Alıntı Metin:
Cemil Meriç unutulmadı ama onunla yaşdaş olanlar, onunla aynı dönemde yaşamış önemli sayılmış isimler unutuldu gitti. Keşke onlar da dil konusunu ciddiye alsaydı diye düşünüyorum.

 

Hocam, sizin isminiz konuşulduğunda ilk akla gelen Büyük Türkçe Sözlük ve dil konusundaki hassasiyetiniz. Kelimeler ve kavramlar sizin için çok önemli. Yanlış kullanan kişiler ve kurumlar olduğunda da eleştiriyorsunuz. Ömrünüzü adadığınızı söylesek abartmış olmayız herhalde. Neden diye sorsak? Neden bu kadar önemli sizce?

Aslında dil her şeyin esası bence. Dil, insanı insan yapar. İnsan kimliği dil ile başlar. Bir çocuk, anasının/ailesinin diliyle konuşur ve oradan başlar kimlik. Sonra belki başka diller öğrenebilir. Öğretim dili farklı olabilir. Yabancı diller öğrenebilir ama esas olan kimlik yapısını oluşturan anasının/ailesinin dilidir.

Bizim hakikatle temasımız kelimeler üzerindendir. Eğer kelimeler üzerinde oynanırsa bu hakikatle temasımız da sıkıntıya uğrar

“Dil, insanın evidir.” diye bir söz var, gerçekten de öyledir ve insan, kelimelerle örülmüş bir dünyada yaşar. Kelimelerin olmadığı bir dünya mümkün değildir.

Liste:
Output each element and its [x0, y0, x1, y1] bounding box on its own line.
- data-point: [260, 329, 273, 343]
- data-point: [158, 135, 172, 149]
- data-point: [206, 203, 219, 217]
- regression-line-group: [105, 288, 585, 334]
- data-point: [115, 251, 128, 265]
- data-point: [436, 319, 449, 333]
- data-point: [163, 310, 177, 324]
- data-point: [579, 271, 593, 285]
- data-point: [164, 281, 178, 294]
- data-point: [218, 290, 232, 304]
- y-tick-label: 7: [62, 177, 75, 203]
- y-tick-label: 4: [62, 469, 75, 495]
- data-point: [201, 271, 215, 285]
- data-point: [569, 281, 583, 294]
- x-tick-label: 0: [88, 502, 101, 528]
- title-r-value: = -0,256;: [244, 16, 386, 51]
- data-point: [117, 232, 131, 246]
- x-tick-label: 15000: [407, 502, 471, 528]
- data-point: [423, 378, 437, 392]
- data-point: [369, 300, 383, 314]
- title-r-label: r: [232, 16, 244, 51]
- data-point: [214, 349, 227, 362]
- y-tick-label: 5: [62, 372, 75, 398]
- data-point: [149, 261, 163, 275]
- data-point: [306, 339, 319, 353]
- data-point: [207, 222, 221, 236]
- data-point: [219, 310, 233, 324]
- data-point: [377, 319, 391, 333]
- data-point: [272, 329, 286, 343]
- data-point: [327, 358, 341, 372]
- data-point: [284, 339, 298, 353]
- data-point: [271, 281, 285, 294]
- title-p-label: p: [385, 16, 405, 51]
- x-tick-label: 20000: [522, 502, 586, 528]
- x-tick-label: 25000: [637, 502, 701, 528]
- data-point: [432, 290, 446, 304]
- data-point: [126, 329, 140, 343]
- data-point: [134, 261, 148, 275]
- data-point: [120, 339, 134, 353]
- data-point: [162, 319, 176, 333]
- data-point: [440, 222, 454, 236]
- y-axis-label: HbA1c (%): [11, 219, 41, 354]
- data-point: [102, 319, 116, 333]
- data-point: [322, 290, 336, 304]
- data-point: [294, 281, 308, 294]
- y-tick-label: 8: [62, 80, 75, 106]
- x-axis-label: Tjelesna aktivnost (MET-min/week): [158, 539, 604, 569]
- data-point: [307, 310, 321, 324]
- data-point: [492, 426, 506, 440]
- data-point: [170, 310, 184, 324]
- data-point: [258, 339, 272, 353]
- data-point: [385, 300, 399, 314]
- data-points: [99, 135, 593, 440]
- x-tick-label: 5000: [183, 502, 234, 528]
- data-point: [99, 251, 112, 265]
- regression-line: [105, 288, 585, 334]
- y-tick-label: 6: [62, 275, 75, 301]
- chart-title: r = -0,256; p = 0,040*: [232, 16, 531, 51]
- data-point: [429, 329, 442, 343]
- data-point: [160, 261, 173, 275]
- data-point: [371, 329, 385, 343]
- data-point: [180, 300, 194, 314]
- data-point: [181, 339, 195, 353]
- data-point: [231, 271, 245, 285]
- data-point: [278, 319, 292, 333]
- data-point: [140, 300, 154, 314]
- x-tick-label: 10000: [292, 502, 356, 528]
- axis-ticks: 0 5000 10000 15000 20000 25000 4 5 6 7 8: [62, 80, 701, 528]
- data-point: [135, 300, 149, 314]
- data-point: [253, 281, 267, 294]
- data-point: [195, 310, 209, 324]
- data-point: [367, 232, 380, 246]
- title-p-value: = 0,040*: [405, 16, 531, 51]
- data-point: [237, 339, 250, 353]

Yapılacak Görevler:
A. Alıntı metinde "kelime" sözcüğünün herhangi bir biçimini içeren bütün cümleleri metindeki sırayla yazın.
B. Listenin ilk satırından başlayarak satırları hiç değiştirmeden yeniden yazın ve "- data-point: [115, 251, 128, 265]" ifadesini içeren satırı da yazdıktan sonra durun.
Alıntı metin ile liste arasında herhangi bir bağlantı yoktur.

Çıktılar:
A.
Kelimeler ve kavramlar sizin için çok önemli.
Bizim hakikatle temasımız kelimeler üzerindendir.
Eğer kelimeler üzerinde oynanırsa bu hakikatle temasımız da sıkıntıya uğrar
“Dil, insanın evidir.” diye bir söz var, gerçekten de öyledir ve insan, kelimelerle örülmüş bir dünyada yaşar.
Kelimelerin olmadığı bir dünya mümkün değildir.

B.
Output each element and its [x0, y0, x1, y1] bounding box on its own line.
- data-point: [260, 329, 273, 343]
- data-point: [158, 135, 172, 149]
- data-point: [206, 203, 219, 217]
- regression-line-group: [105, 288, 585, 334]
- data-point: [115, 251, 128, 265]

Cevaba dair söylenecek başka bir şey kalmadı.